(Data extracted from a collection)

########

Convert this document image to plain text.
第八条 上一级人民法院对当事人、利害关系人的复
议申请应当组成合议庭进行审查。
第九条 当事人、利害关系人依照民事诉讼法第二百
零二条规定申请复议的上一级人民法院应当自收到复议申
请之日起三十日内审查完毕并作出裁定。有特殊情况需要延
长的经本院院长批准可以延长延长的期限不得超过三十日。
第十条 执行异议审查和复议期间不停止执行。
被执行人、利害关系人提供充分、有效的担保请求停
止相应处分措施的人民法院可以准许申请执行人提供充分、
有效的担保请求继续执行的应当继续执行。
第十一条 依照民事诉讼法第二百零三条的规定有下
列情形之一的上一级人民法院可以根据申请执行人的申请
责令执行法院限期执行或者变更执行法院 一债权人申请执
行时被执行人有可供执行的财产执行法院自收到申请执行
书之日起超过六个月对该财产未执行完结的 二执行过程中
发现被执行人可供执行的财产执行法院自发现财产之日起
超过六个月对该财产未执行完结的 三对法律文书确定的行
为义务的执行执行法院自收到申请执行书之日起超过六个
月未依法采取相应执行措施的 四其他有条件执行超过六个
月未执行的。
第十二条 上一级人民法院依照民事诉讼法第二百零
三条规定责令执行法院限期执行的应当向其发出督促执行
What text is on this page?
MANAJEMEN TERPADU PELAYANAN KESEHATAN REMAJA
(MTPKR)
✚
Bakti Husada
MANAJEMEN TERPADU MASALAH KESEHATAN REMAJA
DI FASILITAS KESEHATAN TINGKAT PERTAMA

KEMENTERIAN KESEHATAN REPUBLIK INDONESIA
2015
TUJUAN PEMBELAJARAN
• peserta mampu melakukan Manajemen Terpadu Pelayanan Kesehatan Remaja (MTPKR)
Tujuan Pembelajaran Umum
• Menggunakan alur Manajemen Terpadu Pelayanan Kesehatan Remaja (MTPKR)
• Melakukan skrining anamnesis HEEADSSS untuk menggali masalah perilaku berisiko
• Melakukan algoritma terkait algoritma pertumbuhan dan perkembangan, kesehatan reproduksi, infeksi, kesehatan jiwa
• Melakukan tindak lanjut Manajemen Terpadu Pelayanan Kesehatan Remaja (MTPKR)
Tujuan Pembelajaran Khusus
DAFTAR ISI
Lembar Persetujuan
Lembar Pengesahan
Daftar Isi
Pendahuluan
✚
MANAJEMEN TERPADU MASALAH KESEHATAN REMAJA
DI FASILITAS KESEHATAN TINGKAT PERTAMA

########

Directions for this task
Faithfully reproduce all of the records, character for character.

Answer in full
Convert this document image to plain text.
第八条 上一级人民法院对当事人、利害关系人的复
议申请应当组成合议庭进行审查。
第九条 当事人、利害关系人依照民事诉讼法第二百
零二条规定申请复议的上一级人民法院应当自收到复议申
请之日起三十日内审查完毕并作出裁定。有特殊情况需要延
长的经本院院长批准可以延长延长的期限不得超过三十日。
第十条 执行异议审查和复议期间不停止执行。
被执行人、利害关系人提供充分、有效的担保请求停
止相应处分措施的人民法院可以准许申请执行人提供充分、
有效的担保请求继续执行的应当继续执行。
第十一条 依照民事诉讼法第二百零三条的规定有下
列情形之一的上一级人民法院可以根据申请执行人的申请
责令执行法院限期执行或者变更执行法院 一债权人申请执
行时被执行人有可供执行的财产执行法院自收到申请执行
书之日起超过六个月对该财产未执行完结的 二执行过程中
发现被执行人可供执行的财产执行法院自发现财产之日起
超过六个月对该财产未执行完结的 三对法律文书确定的行
为义务的执行执行法院自收到申请执行书之日起超过六个
月未依法采取相应执行措施的 四其他有条件执行超过六个
月未执行的。
第十二条 上一级人民法院依照民事诉讼法第二百零
三条规定责令执行法院限期执行的应当向其发出督促执行
What text is on this page?
MANAJEMEN TERPADU PELAYANAN KESEHATAN REMAJA
(MTPKR)
✚
Bakti Husada
MANAJEMEN TERPADU MASALAH KESEHATAN REMAJA
DI FASILITAS KESEHATAN TINGKAT PERTAMA

KEMENTERIAN KESEHATAN REPUBLIK INDONESIA
2015
TUJUAN PEMBELAJARAN
• peserta mampu melakukan Manajemen Terpadu Pelayanan Kesehatan Remaja (MTPKR)
Tujuan Pembelajaran Umum
• Menggunakan alur Manajemen Terpadu Pelayanan Kesehatan Remaja (MTPKR)
• Melakukan skrining anamnesis HEEADSSS untuk menggali masalah perilaku berisiko
• Melakukan algoritma terkait algoritma pertumbuhan dan perkembangan, kesehatan reproduksi, infeksi, kesehatan jiwa
• Melakukan tindak lanjut Manajemen Terpadu Pelayanan Kesehatan Remaja (MTPKR)
Tujuan Pembelajaran Khusus
DAFTAR ISI
Lembar Persetujuan
Lembar Pengesahan
Daftar Isi
Pendahuluan
✚
MANAJEMEN TERPADU MASALAH KESEHATAN REMAJA
DI FASILITAS KESEHATAN TINGKAT PERTAMA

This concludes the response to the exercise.